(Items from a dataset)
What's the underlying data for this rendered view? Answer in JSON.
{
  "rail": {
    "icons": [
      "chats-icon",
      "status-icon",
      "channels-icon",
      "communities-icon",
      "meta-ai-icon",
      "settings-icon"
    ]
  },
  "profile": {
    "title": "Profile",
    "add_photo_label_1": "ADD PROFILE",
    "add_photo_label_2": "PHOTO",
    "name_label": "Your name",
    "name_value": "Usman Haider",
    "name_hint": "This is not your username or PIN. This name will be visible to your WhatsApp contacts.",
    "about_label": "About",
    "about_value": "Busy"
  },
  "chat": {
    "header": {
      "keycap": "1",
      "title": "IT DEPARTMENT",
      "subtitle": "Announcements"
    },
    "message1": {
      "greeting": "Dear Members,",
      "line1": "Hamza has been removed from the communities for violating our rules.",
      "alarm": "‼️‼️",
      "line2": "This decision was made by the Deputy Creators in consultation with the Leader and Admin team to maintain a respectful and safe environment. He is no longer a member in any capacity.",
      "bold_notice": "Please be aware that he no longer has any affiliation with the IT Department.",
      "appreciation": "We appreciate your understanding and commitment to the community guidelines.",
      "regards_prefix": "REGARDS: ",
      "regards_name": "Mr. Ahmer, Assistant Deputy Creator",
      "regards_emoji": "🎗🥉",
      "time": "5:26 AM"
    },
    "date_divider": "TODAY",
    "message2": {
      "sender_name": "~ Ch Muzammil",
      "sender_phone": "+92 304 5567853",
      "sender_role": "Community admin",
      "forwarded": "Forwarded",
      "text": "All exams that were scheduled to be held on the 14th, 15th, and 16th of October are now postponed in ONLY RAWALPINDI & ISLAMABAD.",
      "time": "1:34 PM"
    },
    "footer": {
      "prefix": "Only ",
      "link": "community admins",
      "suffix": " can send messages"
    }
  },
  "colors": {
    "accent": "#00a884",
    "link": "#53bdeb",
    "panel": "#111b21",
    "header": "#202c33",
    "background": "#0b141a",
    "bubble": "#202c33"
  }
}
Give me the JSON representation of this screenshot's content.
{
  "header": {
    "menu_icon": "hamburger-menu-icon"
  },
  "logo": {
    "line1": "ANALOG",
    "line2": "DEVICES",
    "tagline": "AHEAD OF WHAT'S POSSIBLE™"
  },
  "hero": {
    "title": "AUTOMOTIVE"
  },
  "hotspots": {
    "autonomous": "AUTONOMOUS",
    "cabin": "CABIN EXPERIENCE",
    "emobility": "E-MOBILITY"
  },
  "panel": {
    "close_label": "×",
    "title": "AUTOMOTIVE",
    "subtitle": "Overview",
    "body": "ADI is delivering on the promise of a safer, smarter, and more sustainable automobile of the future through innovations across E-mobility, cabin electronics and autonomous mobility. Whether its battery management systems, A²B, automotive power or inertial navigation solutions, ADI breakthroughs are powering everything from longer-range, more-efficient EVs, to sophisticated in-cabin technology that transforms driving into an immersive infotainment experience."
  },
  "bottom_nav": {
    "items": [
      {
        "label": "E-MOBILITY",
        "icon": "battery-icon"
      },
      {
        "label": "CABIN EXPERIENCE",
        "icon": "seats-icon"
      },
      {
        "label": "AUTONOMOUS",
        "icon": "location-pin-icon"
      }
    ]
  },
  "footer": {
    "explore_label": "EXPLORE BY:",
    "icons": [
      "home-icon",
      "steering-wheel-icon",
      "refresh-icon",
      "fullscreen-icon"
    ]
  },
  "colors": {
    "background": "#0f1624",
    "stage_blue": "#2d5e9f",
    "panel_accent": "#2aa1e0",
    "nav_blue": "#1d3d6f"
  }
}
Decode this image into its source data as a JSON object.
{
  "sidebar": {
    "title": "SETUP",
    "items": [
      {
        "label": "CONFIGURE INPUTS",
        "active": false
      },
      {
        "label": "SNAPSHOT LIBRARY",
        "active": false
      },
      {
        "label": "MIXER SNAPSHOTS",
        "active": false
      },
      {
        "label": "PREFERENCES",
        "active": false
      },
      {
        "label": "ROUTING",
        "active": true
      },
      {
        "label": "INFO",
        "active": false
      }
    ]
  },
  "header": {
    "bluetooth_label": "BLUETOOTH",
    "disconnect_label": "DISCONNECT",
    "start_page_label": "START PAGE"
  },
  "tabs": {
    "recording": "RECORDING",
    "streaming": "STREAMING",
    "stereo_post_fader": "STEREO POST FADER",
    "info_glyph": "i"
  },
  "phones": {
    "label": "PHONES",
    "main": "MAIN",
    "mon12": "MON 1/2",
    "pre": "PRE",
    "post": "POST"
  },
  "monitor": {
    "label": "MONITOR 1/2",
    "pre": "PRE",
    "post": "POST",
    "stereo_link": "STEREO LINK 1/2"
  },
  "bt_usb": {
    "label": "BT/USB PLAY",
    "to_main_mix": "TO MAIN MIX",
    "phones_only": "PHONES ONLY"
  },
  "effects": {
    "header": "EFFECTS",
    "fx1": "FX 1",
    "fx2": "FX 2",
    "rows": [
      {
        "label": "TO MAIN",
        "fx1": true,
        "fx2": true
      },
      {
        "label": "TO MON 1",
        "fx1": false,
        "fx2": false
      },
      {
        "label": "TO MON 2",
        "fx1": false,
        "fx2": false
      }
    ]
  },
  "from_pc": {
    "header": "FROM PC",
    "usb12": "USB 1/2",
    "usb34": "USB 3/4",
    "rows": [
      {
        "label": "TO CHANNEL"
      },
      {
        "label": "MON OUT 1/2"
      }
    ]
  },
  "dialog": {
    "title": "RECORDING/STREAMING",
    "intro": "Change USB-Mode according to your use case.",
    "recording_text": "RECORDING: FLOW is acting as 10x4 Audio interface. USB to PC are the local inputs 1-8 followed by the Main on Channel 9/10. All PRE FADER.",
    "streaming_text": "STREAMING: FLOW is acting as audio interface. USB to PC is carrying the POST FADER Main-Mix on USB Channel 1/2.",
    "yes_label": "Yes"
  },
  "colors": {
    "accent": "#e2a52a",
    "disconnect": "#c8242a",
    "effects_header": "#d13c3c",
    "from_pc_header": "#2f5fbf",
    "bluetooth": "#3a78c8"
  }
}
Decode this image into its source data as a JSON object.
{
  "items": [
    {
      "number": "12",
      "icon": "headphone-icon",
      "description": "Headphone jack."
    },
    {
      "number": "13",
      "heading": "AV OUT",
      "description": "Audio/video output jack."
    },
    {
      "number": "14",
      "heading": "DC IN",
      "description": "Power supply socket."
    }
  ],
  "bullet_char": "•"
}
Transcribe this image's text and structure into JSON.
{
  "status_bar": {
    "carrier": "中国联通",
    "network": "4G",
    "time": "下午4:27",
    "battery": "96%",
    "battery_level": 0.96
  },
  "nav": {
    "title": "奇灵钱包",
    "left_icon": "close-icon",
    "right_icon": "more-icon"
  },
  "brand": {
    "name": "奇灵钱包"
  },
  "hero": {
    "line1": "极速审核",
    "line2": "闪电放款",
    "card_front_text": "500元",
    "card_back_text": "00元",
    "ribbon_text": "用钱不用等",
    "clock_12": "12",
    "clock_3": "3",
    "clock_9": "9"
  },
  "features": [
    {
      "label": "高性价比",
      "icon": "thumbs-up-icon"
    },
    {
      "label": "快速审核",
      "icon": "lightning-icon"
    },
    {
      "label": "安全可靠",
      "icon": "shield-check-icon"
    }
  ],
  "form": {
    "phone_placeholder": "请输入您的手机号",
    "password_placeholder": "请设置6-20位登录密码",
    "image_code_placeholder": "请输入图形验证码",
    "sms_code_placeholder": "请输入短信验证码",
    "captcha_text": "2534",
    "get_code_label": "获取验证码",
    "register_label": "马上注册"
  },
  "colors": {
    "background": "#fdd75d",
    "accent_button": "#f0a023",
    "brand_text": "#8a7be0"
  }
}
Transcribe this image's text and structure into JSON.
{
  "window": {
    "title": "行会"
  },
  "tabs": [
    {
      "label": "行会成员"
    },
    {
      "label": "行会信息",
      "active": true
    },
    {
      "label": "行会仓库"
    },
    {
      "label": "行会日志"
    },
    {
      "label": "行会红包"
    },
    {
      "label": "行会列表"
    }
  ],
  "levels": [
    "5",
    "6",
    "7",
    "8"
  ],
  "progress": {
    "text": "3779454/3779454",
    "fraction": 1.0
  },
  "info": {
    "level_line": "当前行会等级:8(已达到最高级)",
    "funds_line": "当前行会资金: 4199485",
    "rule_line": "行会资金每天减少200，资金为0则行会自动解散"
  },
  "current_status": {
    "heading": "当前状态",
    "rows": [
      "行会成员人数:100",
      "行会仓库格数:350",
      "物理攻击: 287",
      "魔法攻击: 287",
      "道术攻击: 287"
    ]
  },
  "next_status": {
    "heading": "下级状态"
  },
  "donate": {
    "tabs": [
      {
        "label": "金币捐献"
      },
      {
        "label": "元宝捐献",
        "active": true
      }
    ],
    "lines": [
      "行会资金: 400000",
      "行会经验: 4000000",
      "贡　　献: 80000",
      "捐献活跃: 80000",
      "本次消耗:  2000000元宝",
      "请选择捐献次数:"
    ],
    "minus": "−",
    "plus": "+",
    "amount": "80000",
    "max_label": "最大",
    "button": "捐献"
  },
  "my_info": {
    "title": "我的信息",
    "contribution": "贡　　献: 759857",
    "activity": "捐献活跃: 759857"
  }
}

:: The problem ::
List every line above that holds the word "longer".

:: Answer for this exercise ::
      "line2": "This decision was made by the Deputy Creators in consultation with the Leader and Admin team to maintain a respectful and safe environment. He is no longer a member in any capacity.",
      "bold_notice": "Please be aware that he no longer has any affiliation with the IT Department.",
    "body": "ADI is delivering on the promise of a safer, smarter, and more sustainable automobile of the future through innovations across E-mobility, cabin electronics and autonomous mobility. Whether its battery management systems, A²B, automotive power or inertial navigation solutions, ADI breakthroughs are powering everything from longer-range, more-efficient EVs, to sophisticated in-cabin technology that transforms driving into an immersive infotainment experience."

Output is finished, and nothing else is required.